### GOAL
Write out the lines of the entries below word for word, from the line with "red-arrow-icon [79,575,192,633]" to the line with "option-checkbox[interactable] [232,487,246,501]", including both of those lines.
* start DATA ENTRIES *
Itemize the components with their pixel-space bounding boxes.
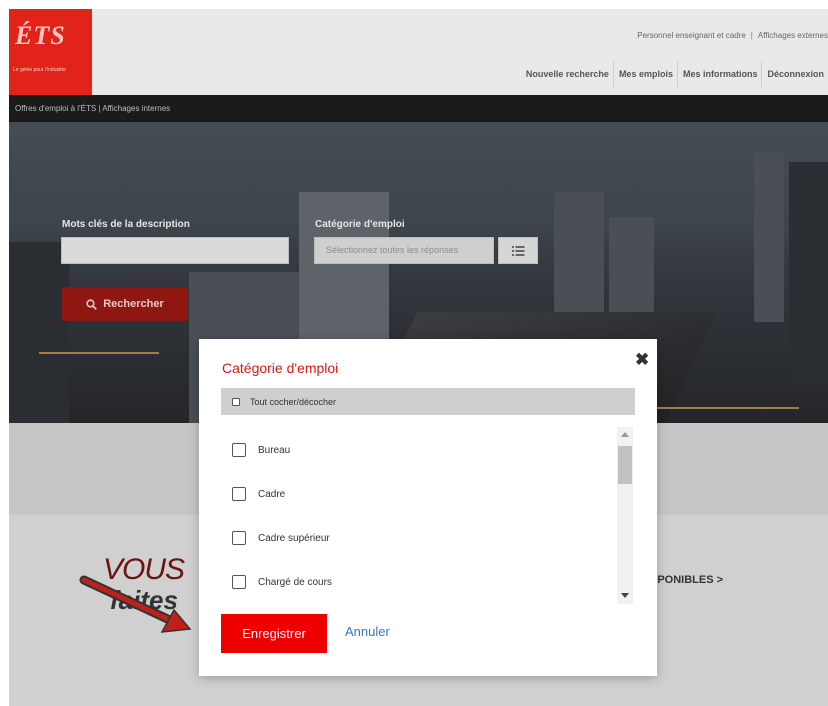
red-arrow-icon [79,575,192,633]
list-item[interactable]: Chargé de cours [232,575,332,589]
category-options-list: Bureau Cadre Cadre supérieur Chargé de c… [221,427,633,604]
street-lights [649,407,799,409]
building [554,192,604,312]
link-personnel[interactable]: Personnel enseignant et cadre [637,31,746,40]
search-icon [86,298,98,310]
category-list-button[interactable] [498,237,538,264]
category-label: Catégorie d'emploi [315,219,405,230]
nav-nouvelle-recherche[interactable]: Nouvelle recherche [521,61,614,87]
main-nav: Nouvelle recherche Mes emplois Mes infor… [521,61,828,87]
option-checkbox[interactable] [232,487,246,501]
list-scrollbar[interactable] [617,427,633,604]
list-item[interactable]: Cadre [232,487,285,501]
option-label: Cadre [258,488,286,500]
modal-title: Catégorie d'emploi [222,360,339,376]
search-button-label: Rechercher [103,298,164,310]
building [754,152,784,322]
top-links: Personnel enseignant et cadre | Affichages… [637,31,828,40]
list-icon [512,246,525,256]
nav-mes-emplois[interactable]: Mes emplois [614,61,678,87]
option-checkbox[interactable] [232,575,246,589]
option-label: Chargé de cours [258,576,332,588]
keywords-label: Mots clés de la description [62,219,190,230]
scroll-thumb[interactable] [618,446,632,484]
save-button[interactable]: Enregistrer [221,614,327,653]
street-lights [39,352,159,354]
close-icon[interactable]: ✖ [635,351,649,368]
option-checkbox[interactable] [232,443,246,457]
building [9,242,69,423]
link-affichages-externes[interactable]: Affichages externes [758,31,828,40]
category-select[interactable]: Sélectionnez toutes les réponses [314,237,494,264]
search-button[interactable]: Rechercher [62,287,188,321]
option-label: Cadre supérieur [258,532,330,544]
category-modal: Catégorie d'emploi ✖ Tout cocher/décoche… [199,339,657,676]
hero-sky [9,122,828,252]
top-links-separator: | [750,31,753,40]
disponibles-link[interactable]: SPONIBLES > [650,574,723,586]
option-label: Bureau [258,444,291,456]
check-all-label: Tout cocher/décocher [250,396,337,407]
list-item[interactable]: Bureau [232,443,290,457]
building [609,217,654,327]
option-checkbox[interactable] [232,531,246,545]
scroll-down-icon[interactable] [621,593,629,598]
scroll-up-icon[interactable] [621,432,629,437]
breadcrumb: Offres d'emploi à l'ÉTS | Affichages int… [9,95,828,122]
logo-mark: ÉTS [15,21,66,50]
building [789,162,828,382]
nav-mes-informations[interactable]: Mes informations [678,61,763,87]
keywords-input[interactable] [61,237,289,264]
cancel-button[interactable]: Annuler [345,624,390,639]
ets-logo[interactable]: ÉTS Le génie pour l'industrie [9,9,92,95]
check-all-checkbox[interactable] [232,397,240,406]
nav-deconnexion[interactable]: Déconnexion [762,61,828,87]
list-item[interactable]: Cadre supérieur [232,531,330,545]
check-all-row[interactable]: Tout cocher/décocher [221,388,635,415]
site-header: ÉTS Le génie pour l'industrie Personnel … [9,9,828,95]
logo-tagline: Le génie pour l'industrie [13,67,66,73]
* end DATA ENTRIES *
### REPLY
red-arrow-icon [79,575,192,633]
list-item[interactable]: Chargé de cours [232,575,332,589]
category-options-list: Bureau Cadre Cadre supérieur Chargé de c… [221,427,633,604]
street-lights [649,407,799,409]
building [554,192,604,312]
link-personnel[interactable]: Personnel enseignant et cadre [637,31,746,40]
search-icon [86,298,98,310]
category-list-button[interactable] [498,237,538,264]
category-label: Catégorie d'emploi [315,219,405,230]
nav-nouvelle-recherche[interactable]: Nouvelle recherche [521,61,614,87]
main-nav: Nouvelle recherche Mes emplois Mes infor… [521,61,828,87]
option-checkbox[interactable] [232,487,246,501]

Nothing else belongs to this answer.